**Written instruction:** Collect all the lines that mention the word "Pain".

**Records shown:**
>>

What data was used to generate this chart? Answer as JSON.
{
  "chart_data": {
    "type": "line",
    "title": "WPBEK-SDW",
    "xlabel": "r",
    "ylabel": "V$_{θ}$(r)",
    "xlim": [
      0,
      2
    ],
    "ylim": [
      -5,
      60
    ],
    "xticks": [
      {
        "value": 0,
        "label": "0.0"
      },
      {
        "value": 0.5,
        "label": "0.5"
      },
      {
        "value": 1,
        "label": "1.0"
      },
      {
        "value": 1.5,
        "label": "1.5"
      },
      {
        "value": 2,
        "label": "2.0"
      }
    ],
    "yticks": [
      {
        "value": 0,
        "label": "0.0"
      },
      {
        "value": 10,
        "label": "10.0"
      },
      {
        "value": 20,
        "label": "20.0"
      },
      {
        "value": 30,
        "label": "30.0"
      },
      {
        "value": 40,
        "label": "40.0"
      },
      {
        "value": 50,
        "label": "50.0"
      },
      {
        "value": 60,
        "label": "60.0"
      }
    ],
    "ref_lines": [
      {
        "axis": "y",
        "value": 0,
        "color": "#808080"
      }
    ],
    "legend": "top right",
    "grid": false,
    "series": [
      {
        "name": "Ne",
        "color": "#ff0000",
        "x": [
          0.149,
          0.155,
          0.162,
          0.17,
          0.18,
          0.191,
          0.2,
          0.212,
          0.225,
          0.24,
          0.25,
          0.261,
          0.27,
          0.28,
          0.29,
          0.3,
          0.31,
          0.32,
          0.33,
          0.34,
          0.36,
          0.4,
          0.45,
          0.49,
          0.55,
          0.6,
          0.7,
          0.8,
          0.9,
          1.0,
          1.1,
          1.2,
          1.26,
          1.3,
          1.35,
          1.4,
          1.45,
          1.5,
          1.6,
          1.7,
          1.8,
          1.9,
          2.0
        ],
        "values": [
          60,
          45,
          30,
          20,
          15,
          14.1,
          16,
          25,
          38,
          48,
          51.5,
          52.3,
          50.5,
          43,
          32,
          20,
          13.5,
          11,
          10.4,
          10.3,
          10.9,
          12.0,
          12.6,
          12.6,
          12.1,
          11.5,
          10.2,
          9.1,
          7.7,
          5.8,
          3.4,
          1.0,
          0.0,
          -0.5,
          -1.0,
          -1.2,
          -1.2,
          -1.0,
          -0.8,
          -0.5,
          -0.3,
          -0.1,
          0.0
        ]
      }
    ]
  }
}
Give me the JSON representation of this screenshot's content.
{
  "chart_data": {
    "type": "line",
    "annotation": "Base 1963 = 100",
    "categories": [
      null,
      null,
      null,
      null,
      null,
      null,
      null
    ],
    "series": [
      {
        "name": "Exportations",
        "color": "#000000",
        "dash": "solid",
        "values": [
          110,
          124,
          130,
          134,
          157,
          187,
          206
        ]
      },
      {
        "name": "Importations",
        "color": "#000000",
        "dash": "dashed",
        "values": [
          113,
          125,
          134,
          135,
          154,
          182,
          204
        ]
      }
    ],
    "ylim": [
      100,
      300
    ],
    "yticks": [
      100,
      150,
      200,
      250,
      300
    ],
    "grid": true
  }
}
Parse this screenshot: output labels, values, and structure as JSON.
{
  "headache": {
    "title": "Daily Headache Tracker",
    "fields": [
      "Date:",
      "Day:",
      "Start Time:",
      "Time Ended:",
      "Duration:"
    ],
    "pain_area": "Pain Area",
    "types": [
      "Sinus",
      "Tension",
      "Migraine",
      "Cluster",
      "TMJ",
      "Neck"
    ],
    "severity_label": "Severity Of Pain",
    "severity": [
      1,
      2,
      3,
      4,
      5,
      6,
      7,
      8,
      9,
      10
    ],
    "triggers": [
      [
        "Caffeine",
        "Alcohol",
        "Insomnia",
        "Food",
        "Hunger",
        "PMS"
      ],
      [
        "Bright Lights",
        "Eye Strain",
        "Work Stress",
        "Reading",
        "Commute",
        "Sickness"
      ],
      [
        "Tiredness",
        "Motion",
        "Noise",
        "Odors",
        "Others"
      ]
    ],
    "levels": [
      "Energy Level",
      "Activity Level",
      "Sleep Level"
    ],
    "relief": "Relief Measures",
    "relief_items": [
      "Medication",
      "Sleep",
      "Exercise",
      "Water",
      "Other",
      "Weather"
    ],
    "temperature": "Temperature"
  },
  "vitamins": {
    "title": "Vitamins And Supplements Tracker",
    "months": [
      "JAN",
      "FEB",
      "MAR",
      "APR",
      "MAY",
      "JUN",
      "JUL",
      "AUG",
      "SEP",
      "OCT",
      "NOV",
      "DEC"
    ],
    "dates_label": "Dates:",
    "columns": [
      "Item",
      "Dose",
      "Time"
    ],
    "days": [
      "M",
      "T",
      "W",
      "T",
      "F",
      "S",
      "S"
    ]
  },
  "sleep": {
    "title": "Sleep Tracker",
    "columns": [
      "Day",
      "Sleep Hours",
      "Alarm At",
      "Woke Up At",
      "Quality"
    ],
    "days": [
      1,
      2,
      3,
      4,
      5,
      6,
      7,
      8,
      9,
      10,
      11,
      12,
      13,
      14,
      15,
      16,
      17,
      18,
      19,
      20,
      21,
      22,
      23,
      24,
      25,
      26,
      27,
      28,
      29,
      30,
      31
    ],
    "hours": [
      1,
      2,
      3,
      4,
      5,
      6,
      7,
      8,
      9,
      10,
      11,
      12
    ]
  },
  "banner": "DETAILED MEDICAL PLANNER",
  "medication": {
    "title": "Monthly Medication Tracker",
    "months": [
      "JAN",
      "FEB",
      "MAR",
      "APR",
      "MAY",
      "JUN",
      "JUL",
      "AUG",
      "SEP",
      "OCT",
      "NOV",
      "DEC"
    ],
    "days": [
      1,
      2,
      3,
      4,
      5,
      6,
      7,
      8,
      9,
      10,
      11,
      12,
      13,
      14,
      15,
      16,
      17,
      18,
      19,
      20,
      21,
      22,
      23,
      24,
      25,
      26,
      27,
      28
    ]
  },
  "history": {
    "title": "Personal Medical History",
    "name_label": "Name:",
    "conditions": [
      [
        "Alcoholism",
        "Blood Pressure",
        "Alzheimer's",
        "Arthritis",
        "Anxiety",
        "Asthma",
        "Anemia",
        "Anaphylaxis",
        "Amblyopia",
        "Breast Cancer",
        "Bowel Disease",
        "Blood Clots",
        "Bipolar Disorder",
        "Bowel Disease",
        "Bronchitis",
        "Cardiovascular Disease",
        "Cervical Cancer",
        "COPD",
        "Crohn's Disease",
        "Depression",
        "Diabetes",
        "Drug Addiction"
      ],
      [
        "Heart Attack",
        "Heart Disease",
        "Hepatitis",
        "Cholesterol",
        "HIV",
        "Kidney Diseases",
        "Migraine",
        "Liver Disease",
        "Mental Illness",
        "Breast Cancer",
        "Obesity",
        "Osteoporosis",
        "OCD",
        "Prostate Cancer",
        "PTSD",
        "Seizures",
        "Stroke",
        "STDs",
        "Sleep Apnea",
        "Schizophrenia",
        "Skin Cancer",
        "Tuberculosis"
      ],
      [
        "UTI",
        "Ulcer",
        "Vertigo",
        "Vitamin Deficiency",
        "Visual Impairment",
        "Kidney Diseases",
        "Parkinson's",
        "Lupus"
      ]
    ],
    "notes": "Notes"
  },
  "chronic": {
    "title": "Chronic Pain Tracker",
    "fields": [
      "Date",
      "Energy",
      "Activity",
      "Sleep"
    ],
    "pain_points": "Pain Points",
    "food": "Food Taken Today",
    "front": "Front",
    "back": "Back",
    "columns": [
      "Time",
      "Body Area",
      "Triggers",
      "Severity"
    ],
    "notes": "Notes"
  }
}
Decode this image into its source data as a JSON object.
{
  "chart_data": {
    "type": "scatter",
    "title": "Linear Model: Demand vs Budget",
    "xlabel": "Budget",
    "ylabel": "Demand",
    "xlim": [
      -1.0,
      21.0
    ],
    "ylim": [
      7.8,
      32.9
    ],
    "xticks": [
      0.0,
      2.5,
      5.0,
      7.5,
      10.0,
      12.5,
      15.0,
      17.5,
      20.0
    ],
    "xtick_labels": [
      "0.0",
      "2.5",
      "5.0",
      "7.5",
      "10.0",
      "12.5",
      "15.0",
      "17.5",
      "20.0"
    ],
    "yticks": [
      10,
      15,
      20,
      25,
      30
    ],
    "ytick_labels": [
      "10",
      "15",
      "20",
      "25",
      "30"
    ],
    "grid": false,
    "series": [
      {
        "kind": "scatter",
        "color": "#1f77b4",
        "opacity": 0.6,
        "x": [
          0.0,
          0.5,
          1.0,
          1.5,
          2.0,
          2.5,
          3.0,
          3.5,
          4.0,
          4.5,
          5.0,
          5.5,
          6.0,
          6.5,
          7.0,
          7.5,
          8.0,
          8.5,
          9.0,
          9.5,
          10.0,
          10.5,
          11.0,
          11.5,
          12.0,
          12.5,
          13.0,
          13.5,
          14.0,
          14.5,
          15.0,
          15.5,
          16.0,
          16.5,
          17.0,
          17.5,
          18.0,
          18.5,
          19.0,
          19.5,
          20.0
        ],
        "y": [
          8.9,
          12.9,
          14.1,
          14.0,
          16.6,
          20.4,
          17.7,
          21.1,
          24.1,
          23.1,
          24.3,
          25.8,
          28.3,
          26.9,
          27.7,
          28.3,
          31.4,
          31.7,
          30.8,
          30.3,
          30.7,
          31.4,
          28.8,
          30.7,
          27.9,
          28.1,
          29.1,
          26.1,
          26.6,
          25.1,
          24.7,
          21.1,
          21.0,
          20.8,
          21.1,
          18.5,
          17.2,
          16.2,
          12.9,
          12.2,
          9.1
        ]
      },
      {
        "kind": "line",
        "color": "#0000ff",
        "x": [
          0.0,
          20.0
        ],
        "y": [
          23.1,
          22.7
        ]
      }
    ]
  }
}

<<

**Result:**
    "pain_area": "Pain Area",
    "severity_label": "Severity Of Pain",
    "title": "Chronic Pain Tracker",
    "pain_points": "Pain Points",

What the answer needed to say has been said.